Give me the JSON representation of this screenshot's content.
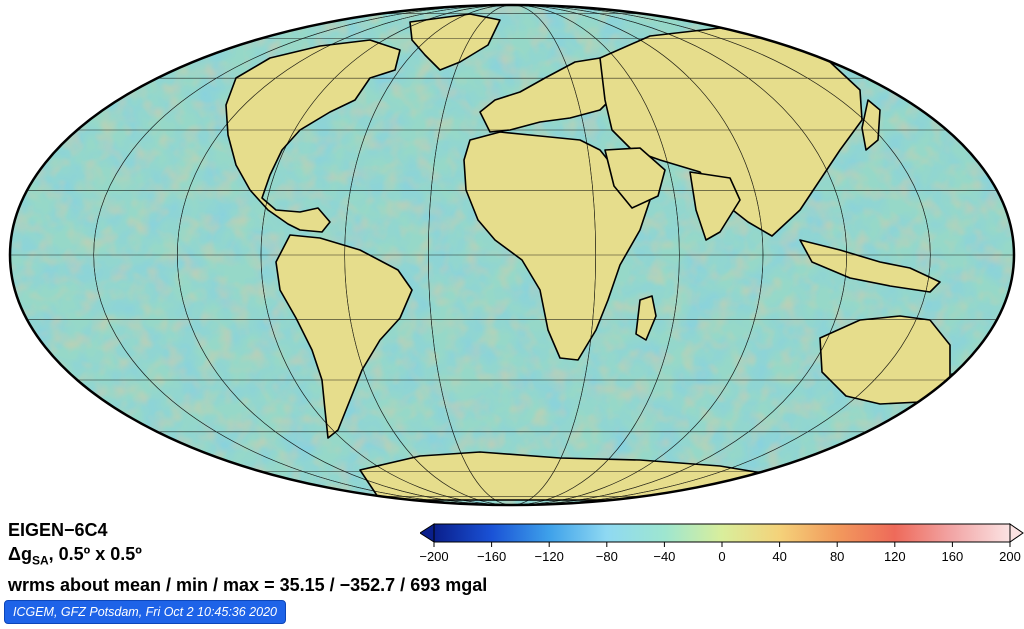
{
  "info": {
    "model": "EIGEN−6C4",
    "quantity_symbol": "Δg",
    "quantity_subscript": "SA",
    "resolution": ", 0.5º x 0.5º",
    "stats": "wrms about mean / min / max = 35.15 / −352.7 / 693 mgal"
  },
  "credit": "ICGEM, GFZ Potsdam, Fri Oct 2 10:45:36 2020",
  "colorbar": {
    "ticks": [
      "−200",
      "−160",
      "−120",
      "−80",
      "−40",
      "0",
      "40",
      "80",
      "120",
      "160",
      "200"
    ],
    "range": [
      -200,
      200
    ],
    "colors": [
      "#0a1f8c",
      "#1a52d6",
      "#3ea1ea",
      "#8fd9f2",
      "#9ee6d0",
      "#d9ee9c",
      "#f4d27a",
      "#f29a5c",
      "#ee6a5a",
      "#f2a6a6",
      "#fbe3e3"
    ]
  },
  "map": {
    "projection": "mollweide",
    "ocean_color": "#96d8c8",
    "land_color": "#e6dd8c",
    "coastline_color": "#000000"
  }
}
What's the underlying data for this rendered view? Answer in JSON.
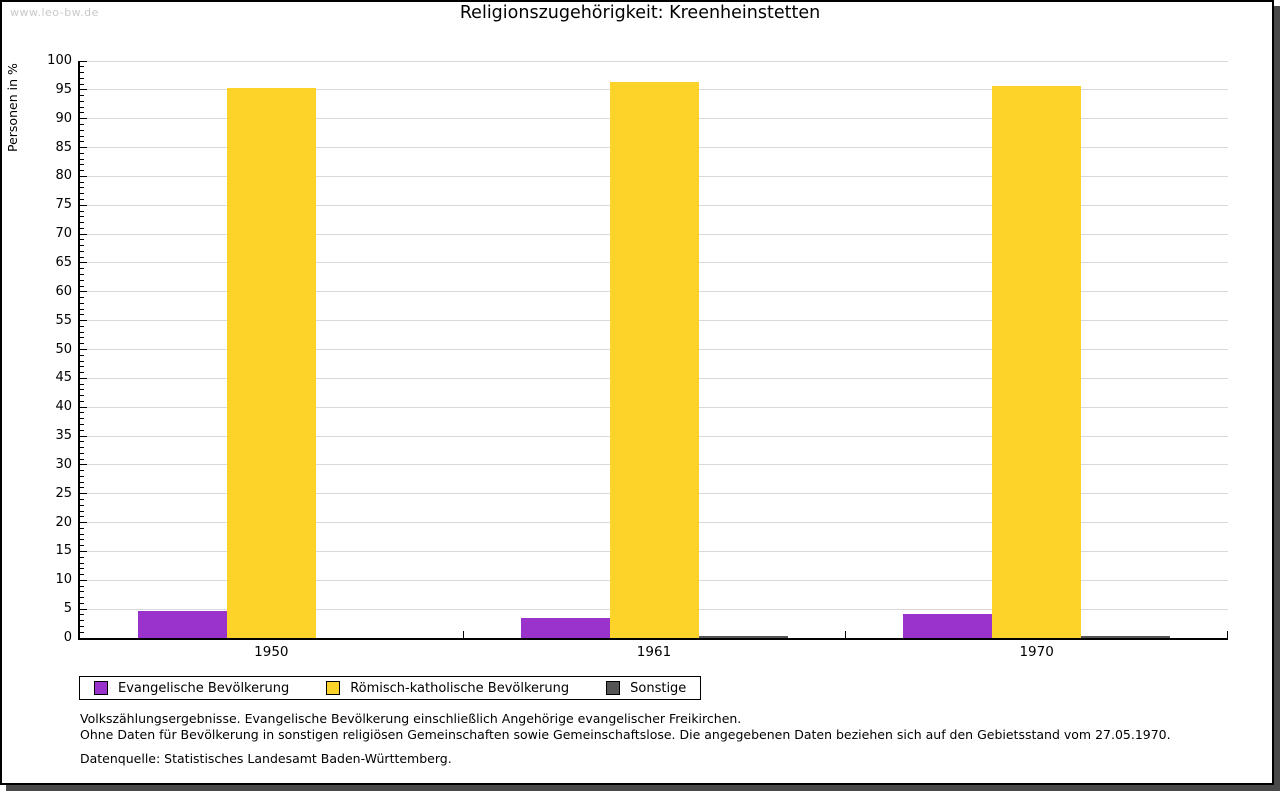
{
  "watermark": "www.leo-bw.de",
  "title": "Religionszugehörigkeit: Kreenheinstetten",
  "chart_data": {
    "type": "bar",
    "title": "Religionszugehörigkeit: Kreenheinstetten",
    "ylabel": "Personen in %",
    "xlabel": "",
    "ylim": [
      0,
      100
    ],
    "ytick_major": 5,
    "ytick_minor": 1,
    "grid": true,
    "legend_position": "bottom",
    "categories": [
      "1950",
      "1961",
      "1970"
    ],
    "series": [
      {
        "name": "Evangelische Bevölkerung",
        "color": "#9933cc",
        "values": [
          4.6,
          3.4,
          4.2
        ]
      },
      {
        "name": "Römisch-katholische Bevölkerung",
        "color": "#fdd32a",
        "values": [
          95.3,
          96.4,
          95.7
        ]
      },
      {
        "name": "Sonstige",
        "color": "#555555",
        "values": [
          0.0,
          0.3,
          0.3
        ]
      }
    ]
  },
  "footnotes": {
    "line1": "Volkszählungsergebnisse. Evangelische Bevölkerung einschließlich Angehörige evangelischer Freikirchen.",
    "line2": "Ohne Daten für Bevölkerung in sonstigen religiösen Gemeinschaften sowie Gemeinschaftslose. Die angegebenen Daten beziehen sich auf den Gebietsstand vom 27.05.1970.",
    "source": "Datenquelle: Statistisches Landesamt Baden-Württemberg."
  },
  "colors": {
    "gridline": "#d9d9d9",
    "axis": "#000000",
    "frame_shadow": "#4a4a4a",
    "watermark_text": "#c9c9c9"
  }
}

**Goal:**
Filter the entries down to the lines containing "title". Copy each of those lines.

**Answer to this exercise:**
  "title": "Religionszugehörigkeit: Kreenheinstetten",
    "title": "Religionszugehörigkeit: Kreenheinstetten",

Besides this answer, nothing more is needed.